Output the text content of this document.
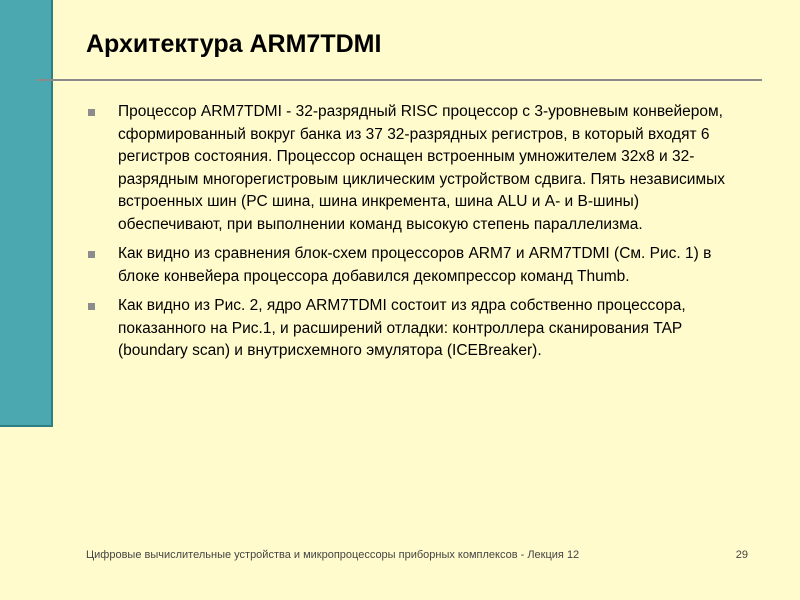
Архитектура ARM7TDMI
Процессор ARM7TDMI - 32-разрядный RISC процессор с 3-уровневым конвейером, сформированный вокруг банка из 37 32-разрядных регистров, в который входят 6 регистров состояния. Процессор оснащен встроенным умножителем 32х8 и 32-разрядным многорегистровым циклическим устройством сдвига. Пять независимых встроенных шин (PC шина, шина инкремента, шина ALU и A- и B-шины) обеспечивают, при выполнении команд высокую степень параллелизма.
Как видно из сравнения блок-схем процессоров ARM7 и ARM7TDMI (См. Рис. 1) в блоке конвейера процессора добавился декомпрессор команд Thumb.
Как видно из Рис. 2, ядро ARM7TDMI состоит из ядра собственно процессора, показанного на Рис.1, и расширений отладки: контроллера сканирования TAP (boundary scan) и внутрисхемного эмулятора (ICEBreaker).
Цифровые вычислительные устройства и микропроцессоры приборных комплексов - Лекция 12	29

(Stated problem)
Write out all the records again, exactly, minus any pictures.

(Answer to the exercise)
Output the text content of this document.
Архитектура ARM7TDMI
Процессор ARM7TDMI - 32-разрядный RISC процессор с 3-уровневым конвейером, сформированный вокруг банка из 37 32-разрядных регистров, в который входят 6 регистров состояния. Процессор оснащен встроенным умножителем 32х8 и 32-разрядным многорегистровым циклическим устройством сдвига. Пять независимых встроенных шин (PC шина, шина инкремента, шина ALU и A- и B-шины) обеспечивают, при выполнении команд высокую степень параллелизма.
Как видно из сравнения блок-схем процессоров ARM7 и ARM7TDMI (См. Рис. 1) в блоке конвейера процессора добавился декомпрессор команд Thumb.
Как видно из Рис. 2, ядро ARM7TDMI состоит из ядра собственно процессора, показанного на Рис.1, и расширений отладки: контроллера сканирования TAP (boundary scan) и внутрисхемного эмулятора (ICEBreaker).
Цифровые вычислительные устройства и микропроцессоры приборных комплексов - Лекция 12	29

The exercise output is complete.